Written exercise: Write the data out again exactly, with no pictures.

start Input data

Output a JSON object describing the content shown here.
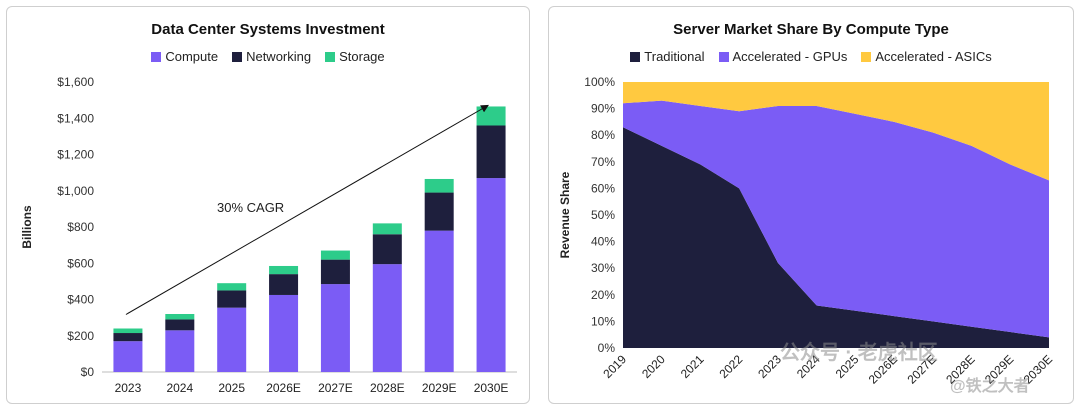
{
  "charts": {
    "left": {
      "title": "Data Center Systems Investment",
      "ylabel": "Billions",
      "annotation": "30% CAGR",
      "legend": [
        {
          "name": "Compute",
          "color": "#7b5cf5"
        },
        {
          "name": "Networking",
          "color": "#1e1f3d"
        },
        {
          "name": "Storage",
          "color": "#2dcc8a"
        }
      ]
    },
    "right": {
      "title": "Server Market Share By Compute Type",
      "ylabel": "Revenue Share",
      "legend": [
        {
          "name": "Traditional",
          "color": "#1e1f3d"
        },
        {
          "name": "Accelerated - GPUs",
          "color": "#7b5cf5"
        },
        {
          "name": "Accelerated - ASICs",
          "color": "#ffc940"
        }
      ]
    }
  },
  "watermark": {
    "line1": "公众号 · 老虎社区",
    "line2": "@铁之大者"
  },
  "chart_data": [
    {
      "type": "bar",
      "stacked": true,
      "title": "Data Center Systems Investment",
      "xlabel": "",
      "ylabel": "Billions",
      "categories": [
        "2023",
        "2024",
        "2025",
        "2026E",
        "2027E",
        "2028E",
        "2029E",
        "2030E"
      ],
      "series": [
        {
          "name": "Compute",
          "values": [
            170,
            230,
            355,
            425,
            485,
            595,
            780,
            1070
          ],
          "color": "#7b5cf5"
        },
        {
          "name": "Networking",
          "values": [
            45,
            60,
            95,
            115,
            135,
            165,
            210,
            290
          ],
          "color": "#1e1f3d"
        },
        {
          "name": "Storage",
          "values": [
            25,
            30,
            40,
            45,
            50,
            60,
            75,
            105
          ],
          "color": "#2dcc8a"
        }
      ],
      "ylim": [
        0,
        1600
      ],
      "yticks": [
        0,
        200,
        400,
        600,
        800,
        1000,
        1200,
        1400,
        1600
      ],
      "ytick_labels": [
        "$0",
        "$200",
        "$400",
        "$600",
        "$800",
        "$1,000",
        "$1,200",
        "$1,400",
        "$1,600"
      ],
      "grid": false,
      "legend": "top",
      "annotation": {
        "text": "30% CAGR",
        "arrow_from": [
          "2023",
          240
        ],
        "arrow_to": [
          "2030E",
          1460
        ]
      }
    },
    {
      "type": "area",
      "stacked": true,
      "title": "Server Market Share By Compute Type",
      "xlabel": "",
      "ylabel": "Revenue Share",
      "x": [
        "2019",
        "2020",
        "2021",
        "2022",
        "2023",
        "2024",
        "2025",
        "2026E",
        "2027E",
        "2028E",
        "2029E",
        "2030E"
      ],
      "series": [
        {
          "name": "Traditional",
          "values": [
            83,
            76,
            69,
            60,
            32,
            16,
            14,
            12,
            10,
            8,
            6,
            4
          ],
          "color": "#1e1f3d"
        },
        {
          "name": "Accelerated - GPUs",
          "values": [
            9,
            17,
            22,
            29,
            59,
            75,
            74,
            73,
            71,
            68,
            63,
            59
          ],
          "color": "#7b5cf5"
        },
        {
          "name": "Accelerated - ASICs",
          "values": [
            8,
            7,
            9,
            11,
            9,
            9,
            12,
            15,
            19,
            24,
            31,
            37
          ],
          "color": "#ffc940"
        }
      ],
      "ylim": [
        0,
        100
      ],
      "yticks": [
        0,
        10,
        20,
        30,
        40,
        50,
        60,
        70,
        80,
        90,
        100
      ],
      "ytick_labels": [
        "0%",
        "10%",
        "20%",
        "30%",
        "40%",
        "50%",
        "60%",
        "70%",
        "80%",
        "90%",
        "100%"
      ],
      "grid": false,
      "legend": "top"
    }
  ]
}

end Input data

Response to this task:
Output a JSON object describing the content shown here.
{
  "charts": {
    "left": {
      "title": "Data Center Systems Investment",
      "ylabel": "Billions",
      "annotation": "30% CAGR",
      "legend": [
        {
          "name": "Compute",
          "color": "#7b5cf5"
        },
        {
          "name": "Networking",
          "color": "#1e1f3d"
        },
        {
          "name": "Storage",
          "color": "#2dcc8a"
        }
      ]
    },
    "right": {
      "title": "Server Market Share By Compute Type",
      "ylabel": "Revenue Share",
      "legend": [
        {
          "name": "Traditional",
          "color": "#1e1f3d"
        },
        {
          "name": "Accelerated - GPUs",
          "color": "#7b5cf5"
        },
        {
          "name": "Accelerated - ASICs",
          "color": "#ffc940"
        }
      ]
    }
  },
  "watermark": {
    "line1": "公众号 · 老虎社区",
    "line2": "@铁之大者"
  },
  "chart_data": [
    {
      "type": "bar",
      "stacked": true,
      "title": "Data Center Systems Investment",
      "xlabel": "",
      "ylabel": "Billions",
      "categories": [
        "2023",
        "2024",
        "2025",
        "2026E",
        "2027E",
        "2028E",
        "2029E",
        "2030E"
      ],
      "series": [
        {
          "name": "Compute",
          "values": [
            170,
            230,
            355,
            425,
            485,
            595,
            780,
            1070
          ],
          "color": "#7b5cf5"
        },
        {
          "name": "Networking",
          "values": [
            45,
            60,
            95,
            115,
            135,
            165,
            210,
            290
          ],
          "color": "#1e1f3d"
        },
        {
          "name": "Storage",
          "values": [
            25,
            30,
            40,
            45,
            50,
            60,
            75,
            105
          ],
          "color": "#2dcc8a"
        }
      ],
      "ylim": [
        0,
        1600
      ],
      "yticks": [
        0,
        200,
        400,
        600,
        800,
        1000,
        1200,
        1400,
        1600
      ],
      "ytick_labels": [
        "$0",
        "$200",
        "$400",
        "$600",
        "$800",
        "$1,000",
        "$1,200",
        "$1,400",
        "$1,600"
      ],
      "grid": false,
      "legend": "top",
      "annotation": {
        "text": "30% CAGR",
        "arrow_from": [
          "2023",
          240
        ],
        "arrow_to": [
          "2030E",
          1460
        ]
      }
    },
    {
      "type": "area",
      "stacked": true,
      "title": "Server Market Share By Compute Type",
      "xlabel": "",
      "ylabel": "Revenue Share",
      "x": [
        "2019",
        "2020",
        "2021",
        "2022",
        "2023",
        "2024",
        "2025",
        "2026E",
        "2027E",
        "2028E",
        "2029E",
        "2030E"
      ],
      "series": [
        {
          "name": "Traditional",
          "values": [
            83,
            76,
            69,
            60,
            32,
            16,
            14,
            12,
            10,
            8,
            6,
            4
          ],
          "color": "#1e1f3d"
        },
        {
          "name": "Accelerated - GPUs",
          "values": [
            9,
            17,
            22,
            29,
            59,
            75,
            74,
            73,
            71,
            68,
            63,
            59
          ],
          "color": "#7b5cf5"
        },
        {
          "name": "Accelerated - ASICs",
          "values": [
            8,
            7,
            9,
            11,
            9,
            9,
            12,
            15,
            19,
            24,
            31,
            37
          ],
          "color": "#ffc940"
        }
      ],
      "ylim": [
        0,
        100
      ],
      "yticks": [
        0,
        10,
        20,
        30,
        40,
        50,
        60,
        70,
        80,
        90,
        100
      ],
      "ytick_labels": [
        "0%",
        "10%",
        "20%",
        "30%",
        "40%",
        "50%",
        "60%",
        "70%",
        "80%",
        "90%",
        "100%"
      ],
      "grid": false,
      "legend": "top"
    }
  ]
}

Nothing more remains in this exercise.